**Task:** Transcribe the data that follows precisely, omitting nothing.

Dataset items:

-- start --

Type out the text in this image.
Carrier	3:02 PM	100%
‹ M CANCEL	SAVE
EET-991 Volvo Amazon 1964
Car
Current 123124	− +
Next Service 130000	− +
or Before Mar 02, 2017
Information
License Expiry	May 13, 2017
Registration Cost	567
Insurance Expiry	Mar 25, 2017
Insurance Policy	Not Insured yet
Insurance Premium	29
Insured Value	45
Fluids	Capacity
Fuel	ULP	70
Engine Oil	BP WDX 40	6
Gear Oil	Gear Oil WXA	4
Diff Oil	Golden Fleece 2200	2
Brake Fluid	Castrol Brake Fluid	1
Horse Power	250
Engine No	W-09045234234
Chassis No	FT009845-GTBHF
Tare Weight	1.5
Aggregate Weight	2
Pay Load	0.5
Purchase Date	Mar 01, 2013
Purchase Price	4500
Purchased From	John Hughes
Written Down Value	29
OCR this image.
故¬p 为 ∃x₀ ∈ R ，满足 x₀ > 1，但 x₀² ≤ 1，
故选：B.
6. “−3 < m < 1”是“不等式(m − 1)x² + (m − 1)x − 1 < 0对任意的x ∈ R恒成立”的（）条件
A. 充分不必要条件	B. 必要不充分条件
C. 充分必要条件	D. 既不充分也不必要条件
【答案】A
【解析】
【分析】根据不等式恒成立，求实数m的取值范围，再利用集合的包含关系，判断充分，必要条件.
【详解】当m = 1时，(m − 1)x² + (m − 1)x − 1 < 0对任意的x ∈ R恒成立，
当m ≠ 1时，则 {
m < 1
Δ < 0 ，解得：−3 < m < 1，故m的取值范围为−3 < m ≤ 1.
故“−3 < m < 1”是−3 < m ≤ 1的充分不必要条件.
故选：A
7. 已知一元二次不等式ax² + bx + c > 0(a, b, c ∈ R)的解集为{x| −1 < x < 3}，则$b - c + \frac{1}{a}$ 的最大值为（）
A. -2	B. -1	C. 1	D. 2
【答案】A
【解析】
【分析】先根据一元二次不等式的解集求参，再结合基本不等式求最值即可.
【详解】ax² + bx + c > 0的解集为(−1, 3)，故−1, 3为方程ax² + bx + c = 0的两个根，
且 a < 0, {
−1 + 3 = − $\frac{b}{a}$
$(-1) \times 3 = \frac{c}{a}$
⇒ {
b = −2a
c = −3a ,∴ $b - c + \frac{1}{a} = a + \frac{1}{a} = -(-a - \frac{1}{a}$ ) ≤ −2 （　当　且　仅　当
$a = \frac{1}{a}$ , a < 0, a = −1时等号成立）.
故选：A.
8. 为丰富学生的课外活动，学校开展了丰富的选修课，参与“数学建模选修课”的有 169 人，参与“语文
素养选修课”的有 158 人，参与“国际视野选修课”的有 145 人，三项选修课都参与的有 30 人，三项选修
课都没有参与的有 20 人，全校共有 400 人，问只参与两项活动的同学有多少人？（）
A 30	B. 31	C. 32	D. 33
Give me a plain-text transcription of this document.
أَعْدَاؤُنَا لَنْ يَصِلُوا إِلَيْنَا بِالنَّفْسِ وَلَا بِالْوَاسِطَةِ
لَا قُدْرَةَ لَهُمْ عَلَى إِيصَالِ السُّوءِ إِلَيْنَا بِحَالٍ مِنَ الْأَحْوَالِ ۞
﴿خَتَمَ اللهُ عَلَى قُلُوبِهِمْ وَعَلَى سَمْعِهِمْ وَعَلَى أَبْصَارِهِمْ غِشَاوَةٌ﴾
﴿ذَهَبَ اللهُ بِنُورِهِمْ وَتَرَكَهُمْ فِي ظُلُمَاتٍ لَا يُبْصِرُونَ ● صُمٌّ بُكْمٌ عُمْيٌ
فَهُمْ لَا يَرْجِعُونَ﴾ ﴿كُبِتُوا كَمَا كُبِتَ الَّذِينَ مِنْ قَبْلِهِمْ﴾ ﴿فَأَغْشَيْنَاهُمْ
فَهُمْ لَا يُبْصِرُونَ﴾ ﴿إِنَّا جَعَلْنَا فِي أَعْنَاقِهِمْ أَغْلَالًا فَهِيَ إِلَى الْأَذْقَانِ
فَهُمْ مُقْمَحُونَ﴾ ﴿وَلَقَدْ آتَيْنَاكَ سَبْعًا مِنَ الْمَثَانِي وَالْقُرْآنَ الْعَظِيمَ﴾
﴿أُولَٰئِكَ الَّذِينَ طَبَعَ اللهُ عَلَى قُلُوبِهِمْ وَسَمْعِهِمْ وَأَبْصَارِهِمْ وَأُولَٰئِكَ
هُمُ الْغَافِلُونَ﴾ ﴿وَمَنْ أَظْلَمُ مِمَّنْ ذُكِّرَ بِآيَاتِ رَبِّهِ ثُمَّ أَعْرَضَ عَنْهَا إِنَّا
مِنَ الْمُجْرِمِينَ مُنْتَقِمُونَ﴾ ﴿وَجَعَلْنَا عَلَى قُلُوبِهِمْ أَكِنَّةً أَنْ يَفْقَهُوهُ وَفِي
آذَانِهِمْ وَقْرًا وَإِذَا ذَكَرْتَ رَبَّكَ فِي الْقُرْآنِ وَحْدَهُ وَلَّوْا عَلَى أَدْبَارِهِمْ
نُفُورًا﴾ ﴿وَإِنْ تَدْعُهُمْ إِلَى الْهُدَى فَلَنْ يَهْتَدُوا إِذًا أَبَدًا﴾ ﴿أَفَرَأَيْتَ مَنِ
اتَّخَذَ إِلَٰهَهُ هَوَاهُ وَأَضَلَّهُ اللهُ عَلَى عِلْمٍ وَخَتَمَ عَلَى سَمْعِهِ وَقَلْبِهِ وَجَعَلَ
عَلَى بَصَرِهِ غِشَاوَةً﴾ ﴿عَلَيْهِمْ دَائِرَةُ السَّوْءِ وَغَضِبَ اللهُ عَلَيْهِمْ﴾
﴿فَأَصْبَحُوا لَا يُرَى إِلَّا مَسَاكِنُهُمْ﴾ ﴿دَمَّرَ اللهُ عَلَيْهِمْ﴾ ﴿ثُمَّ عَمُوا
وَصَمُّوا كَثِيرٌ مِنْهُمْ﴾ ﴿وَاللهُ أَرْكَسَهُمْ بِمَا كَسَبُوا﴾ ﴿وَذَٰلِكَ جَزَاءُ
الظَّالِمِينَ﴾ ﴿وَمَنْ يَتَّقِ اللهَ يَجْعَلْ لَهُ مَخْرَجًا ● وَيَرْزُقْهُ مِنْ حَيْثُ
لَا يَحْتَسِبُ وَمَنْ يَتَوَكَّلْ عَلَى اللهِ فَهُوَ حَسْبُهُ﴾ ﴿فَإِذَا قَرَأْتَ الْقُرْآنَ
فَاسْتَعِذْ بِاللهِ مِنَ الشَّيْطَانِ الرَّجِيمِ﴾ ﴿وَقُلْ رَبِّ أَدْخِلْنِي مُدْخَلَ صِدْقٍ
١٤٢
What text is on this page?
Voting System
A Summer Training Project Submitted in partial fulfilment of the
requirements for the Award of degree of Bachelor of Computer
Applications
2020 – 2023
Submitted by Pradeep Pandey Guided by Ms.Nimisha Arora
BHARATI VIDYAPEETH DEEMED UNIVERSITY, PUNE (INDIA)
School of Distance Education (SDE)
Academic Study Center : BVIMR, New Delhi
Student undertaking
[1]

-- end --

**In response:**
Type out the text in this image.
Carrier	3:02 PM	100%
‹ M CANCEL	SAVE
EET-991 Volvo Amazon 1964
Car
Current 123124	− +
Next Service 130000	− +
or Before Mar 02, 2017
Information
License Expiry	May 13, 2017
Registration Cost	567
Insurance Expiry	Mar 25, 2017
Insurance Policy	Not Insured yet
Insurance Premium	29
Insured Value	45
Fluids	Capacity
Fuel	ULP	70
Engine Oil	BP WDX 40	6
Gear Oil	Gear Oil WXA	4
Diff Oil	Golden Fleece 2200	2
Brake Fluid	Castrol Brake Fluid	1
Horse Power	250
Engine No	W-09045234234
Chassis No	FT009845-GTBHF
Tare Weight	1.5
Aggregate Weight	2
Pay Load	0.5
Purchase Date	Mar 01, 2013
Purchase Price	4500
Purchased From	John Hughes
Written Down Value	29
OCR this image.
故¬p 为 ∃x₀ ∈ R ，满足 x₀ > 1，但 x₀² ≤ 1，
故选：B.
6. “−3 < m < 1”是“不等式(m − 1)x² + (m − 1)x − 1 < 0对任意的x ∈ R恒成立”的（）条件
A. 充分不必要条件	B. 必要不充分条件
C. 充分必要条件	D. 既不充分也不必要条件
【答案】A
【解析】
【分析】根据不等式恒成立，求实数m的取值范围，再利用集合的包含关系，判断充分，必要条件.
【详解】当m = 1时，(m − 1)x² + (m − 1)x − 1 < 0对任意的x ∈ R恒成立，
当m ≠ 1时，则 {
m < 1
Δ < 0 ，解得：−3 < m < 1，故m的取值范围为−3 < m ≤ 1.
故“−3 < m < 1”是−3 < m ≤ 1的充分不必要条件.
故选：A
7. 已知一元二次不等式ax² + bx + c > 0(a, b, c ∈ R)的解集为{x| −1 < x < 3}，则$b - c + \frac{1}{a}$ 的最大值为（）
A. -2	B. -1	C. 1	D. 2
【答案】A
【解析】
【分析】先根据一元二次不等式的解集求参，再结合基本不等式求最值即可.
【详解】ax² + bx + c > 0的解集为(−1, 3)，故−1, 3为方程ax² + bx + c = 0的两个根，
且 a < 0, {
−1 + 3 = − $\frac{b}{a}$
$(-1) \times 3 = \frac{c}{a}$
⇒ {
b = −2a
c = −3a ,∴ $b - c + \frac{1}{a} = a + \frac{1}{a} = -(-a - \frac{1}{a}$ ) ≤ −2 （　当　且　仅　当
$a = \frac{1}{a}$ , a < 0, a = −1时等号成立）.
故选：A.
8. 为丰富学生的课外活动，学校开展了丰富的选修课，参与“数学建模选修课”的有 169 人，参与“语文
素养选修课”的有 158 人，参与“国际视野选修课”的有 145 人，三项选修课都参与的有 30 人，三项选修
课都没有参与的有 20 人，全校共有 400 人，问只参与两项活动的同学有多少人？（）
A 30	B. 31	C. 32	D. 33
Give me a plain-text transcription of this document.
أَعْدَاؤُنَا لَنْ يَصِلُوا إِلَيْنَا بِالنَّفْسِ وَلَا بِالْوَاسِطَةِ
لَا قُدْرَةَ لَهُمْ عَلَى إِيصَالِ السُّوءِ إِلَيْنَا بِحَالٍ مِنَ الْأَحْوَالِ ۞
﴿خَتَمَ اللهُ عَلَى قُلُوبِهِمْ وَعَلَى سَمْعِهِمْ وَعَلَى أَبْصَارِهِمْ غِشَاوَةٌ﴾
﴿ذَهَبَ اللهُ بِنُورِهِمْ وَتَرَكَهُمْ فِي ظُلُمَاتٍ لَا يُبْصِرُونَ ● صُمٌّ بُكْمٌ عُمْيٌ
فَهُمْ لَا يَرْجِعُونَ﴾ ﴿كُبِتُوا كَمَا كُبِتَ الَّذِينَ مِنْ قَبْلِهِمْ﴾ ﴿فَأَغْشَيْنَاهُمْ
فَهُمْ لَا يُبْصِرُونَ﴾ ﴿إِنَّا جَعَلْنَا فِي أَعْنَاقِهِمْ أَغْلَالًا فَهِيَ إِلَى الْأَذْقَانِ
فَهُمْ مُقْمَحُونَ﴾ ﴿وَلَقَدْ آتَيْنَاكَ سَبْعًا مِنَ الْمَثَانِي وَالْقُرْآنَ الْعَظِيمَ﴾
﴿أُولَٰئِكَ الَّذِينَ طَبَعَ اللهُ عَلَى قُلُوبِهِمْ وَسَمْعِهِمْ وَأَبْصَارِهِمْ وَأُولَٰئِكَ
هُمُ الْغَافِلُونَ﴾ ﴿وَمَنْ أَظْلَمُ مِمَّنْ ذُكِّرَ بِآيَاتِ رَبِّهِ ثُمَّ أَعْرَضَ عَنْهَا إِنَّا
مِنَ الْمُجْرِمِينَ مُنْتَقِمُونَ﴾ ﴿وَجَعَلْنَا عَلَى قُلُوبِهِمْ أَكِنَّةً أَنْ يَفْقَهُوهُ وَفِي
آذَانِهِمْ وَقْرًا وَإِذَا ذَكَرْتَ رَبَّكَ فِي الْقُرْآنِ وَحْدَهُ وَلَّوْا عَلَى أَدْبَارِهِمْ
نُفُورًا﴾ ﴿وَإِنْ تَدْعُهُمْ إِلَى الْهُدَى فَلَنْ يَهْتَدُوا إِذًا أَبَدًا﴾ ﴿أَفَرَأَيْتَ مَنِ
اتَّخَذَ إِلَٰهَهُ هَوَاهُ وَأَضَلَّهُ اللهُ عَلَى عِلْمٍ وَخَتَمَ عَلَى سَمْعِهِ وَقَلْبِهِ وَجَعَلَ
عَلَى بَصَرِهِ غِشَاوَةً﴾ ﴿عَلَيْهِمْ دَائِرَةُ السَّوْءِ وَغَضِبَ اللهُ عَلَيْهِمْ﴾
﴿فَأَصْبَحُوا لَا يُرَى إِلَّا مَسَاكِنُهُمْ﴾ ﴿دَمَّرَ اللهُ عَلَيْهِمْ﴾ ﴿ثُمَّ عَمُوا
وَصَمُّوا كَثِيرٌ مِنْهُمْ﴾ ﴿وَاللهُ أَرْكَسَهُمْ بِمَا كَسَبُوا﴾ ﴿وَذَٰلِكَ جَزَاءُ
الظَّالِمِينَ﴾ ﴿وَمَنْ يَتَّقِ اللهَ يَجْعَلْ لَهُ مَخْرَجًا ● وَيَرْزُقْهُ مِنْ حَيْثُ
لَا يَحْتَسِبُ وَمَنْ يَتَوَكَّلْ عَلَى اللهِ فَهُوَ حَسْبُهُ﴾ ﴿فَإِذَا قَرَأْتَ الْقُرْآنَ
فَاسْتَعِذْ بِاللهِ مِنَ الشَّيْطَانِ الرَّجِيمِ﴾ ﴿وَقُلْ رَبِّ أَدْخِلْنِي مُدْخَلَ صِدْقٍ
١٤٢
What text is on this page?
Voting System
A Summer Training Project Submitted in partial fulfilment of the
requirements for the Award of degree of Bachelor of Computer
Applications
2020 – 2023
Submitted by Pradeep Pandey Guided by Ms.Nimisha Arora
BHARATI VIDYAPEETH DEEMED UNIVERSITY, PUNE (INDIA)
School of Distance Education (SDE)
Academic Study Center : BVIMR, New Delhi
Student undertaking
[1]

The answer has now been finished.